• **SELECTED EXCERPT**:
------------------------

The global economy is a vast machine, operating beyond the control of even the most powerful individuals, and it has a will of its own to consume and pollute. It’s hard to believe that this massive metal beast will be peacefully undone by the people who survive by it, and we all survive by it in some way, often against our wills; it bribes and entraps us all in ways large and small.
But a wrench could clog the gears, and maybe only a wrench can stop it. One wrench that could slow climate disruption may be a large-scale conflict that halts the global economy, destroys fossil fuel infrastructure, and throws particulates in the air. At this point, with insane people like Trump, Putin, Xi, May, and Macron leading the world’s biggest nuclear powers, large-scale conflagration between them would probably lead to a nuclear exchange. Nobody wants nuclear war. Rather, nobody sane and prosocial wants nuclear war. It is an absolute horror that would burn and maim millions of living beings, despoil millions of hectares, and scar the skin of the earth and dome of the sky for centuries, maybe millennia. With proxy conflict brewing between the US and Russia in the Middle East and the Thucydides trap ready to ensnare us with an ascendant China, nuclear war looks like a more realistic possibility than it has since the 1980s.
A devastating fact of climate collapse is that there may be a silver lining to the mushroom cloud. First, it should be noted that a nuclear exchange does not inevitably result in apocalyptic loss of life. Nuclear winter—the idea that firestorms would make the earth uninhabitable—is based on shaky science. There’s no reliable model that can determine how many megatons would decimate agriculture or make humans extinct. Nations have already detonated 2,476 nuclear devices.
An exchange that shuts down the global economy but stops short of human extinction may be the only blade realistically likely to cut the carbon knot we’re trapped within. It would decimate existing infrastructures, providing an opportunity to build new energy infrastructure and intervene in the current investments and subsidies keeping fossil fuels alive.

------------------------

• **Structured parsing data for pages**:
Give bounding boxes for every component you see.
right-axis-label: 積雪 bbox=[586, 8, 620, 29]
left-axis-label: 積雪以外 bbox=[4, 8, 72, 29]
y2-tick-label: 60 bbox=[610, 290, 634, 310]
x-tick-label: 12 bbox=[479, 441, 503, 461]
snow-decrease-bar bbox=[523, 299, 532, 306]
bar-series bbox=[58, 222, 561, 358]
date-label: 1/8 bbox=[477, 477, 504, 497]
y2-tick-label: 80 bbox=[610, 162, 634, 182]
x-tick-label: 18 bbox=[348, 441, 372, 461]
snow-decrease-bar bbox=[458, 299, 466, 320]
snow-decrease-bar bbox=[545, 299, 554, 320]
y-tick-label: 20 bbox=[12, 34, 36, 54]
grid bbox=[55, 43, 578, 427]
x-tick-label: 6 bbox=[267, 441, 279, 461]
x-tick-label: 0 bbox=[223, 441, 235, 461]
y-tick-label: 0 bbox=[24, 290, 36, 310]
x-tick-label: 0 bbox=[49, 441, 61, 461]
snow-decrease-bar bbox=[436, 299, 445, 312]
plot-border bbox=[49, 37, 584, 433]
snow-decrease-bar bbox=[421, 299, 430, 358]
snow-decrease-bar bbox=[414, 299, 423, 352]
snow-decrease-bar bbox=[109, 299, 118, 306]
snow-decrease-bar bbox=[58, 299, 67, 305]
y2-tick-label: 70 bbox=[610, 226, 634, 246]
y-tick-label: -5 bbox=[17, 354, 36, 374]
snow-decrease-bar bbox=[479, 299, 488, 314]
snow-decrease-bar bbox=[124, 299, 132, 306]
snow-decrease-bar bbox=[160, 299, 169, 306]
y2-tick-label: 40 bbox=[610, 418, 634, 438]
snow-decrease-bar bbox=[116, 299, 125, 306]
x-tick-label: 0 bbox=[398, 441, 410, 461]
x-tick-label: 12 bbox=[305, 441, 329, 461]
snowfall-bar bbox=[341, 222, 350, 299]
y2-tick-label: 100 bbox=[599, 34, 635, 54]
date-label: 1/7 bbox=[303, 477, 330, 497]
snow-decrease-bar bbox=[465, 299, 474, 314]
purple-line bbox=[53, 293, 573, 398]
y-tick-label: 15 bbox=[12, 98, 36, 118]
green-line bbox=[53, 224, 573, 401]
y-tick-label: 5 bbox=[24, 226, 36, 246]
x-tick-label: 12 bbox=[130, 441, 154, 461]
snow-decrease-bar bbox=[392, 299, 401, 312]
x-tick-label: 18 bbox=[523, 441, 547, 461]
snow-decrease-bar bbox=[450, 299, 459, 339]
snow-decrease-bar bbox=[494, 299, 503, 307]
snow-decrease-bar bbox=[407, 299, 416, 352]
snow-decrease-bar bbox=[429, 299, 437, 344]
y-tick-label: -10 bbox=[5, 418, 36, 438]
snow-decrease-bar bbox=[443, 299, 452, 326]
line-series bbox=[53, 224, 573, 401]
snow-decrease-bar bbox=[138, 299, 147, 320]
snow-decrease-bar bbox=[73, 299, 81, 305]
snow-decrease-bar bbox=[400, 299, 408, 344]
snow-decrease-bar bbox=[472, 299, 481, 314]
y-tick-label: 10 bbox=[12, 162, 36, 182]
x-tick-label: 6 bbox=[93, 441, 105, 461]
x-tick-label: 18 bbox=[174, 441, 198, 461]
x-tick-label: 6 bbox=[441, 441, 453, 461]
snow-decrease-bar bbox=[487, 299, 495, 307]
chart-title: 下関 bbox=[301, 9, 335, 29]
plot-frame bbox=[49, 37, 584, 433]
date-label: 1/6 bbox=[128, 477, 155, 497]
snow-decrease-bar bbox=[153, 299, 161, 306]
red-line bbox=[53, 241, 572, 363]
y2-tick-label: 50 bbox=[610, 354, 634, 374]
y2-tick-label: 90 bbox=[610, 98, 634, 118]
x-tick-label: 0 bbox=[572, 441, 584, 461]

------------------------

• **ASSIGNED TASK**:
Using the passage on climate collapse and nuclear war, decide whether each statement agrees with it: (a) nuclear winter rests on shaky science; (b) nations have detonated fewer than two thousand nuclear devices; (c) nuclear war seems less likely now than it did in the 1980s. Answer yes or no for each, and quote the words from the passage that settle it.

• **RESPONSE**:
(a) Yes: "Nuclear winter—the idea that firestorms would make the earth uninhabitable—is based on shaky science."
(b) No: "Nations have already detonated 2,476 nuclear devices."
(c) No: "nuclear war looks like a more realistic possibility than it has since the 1980s."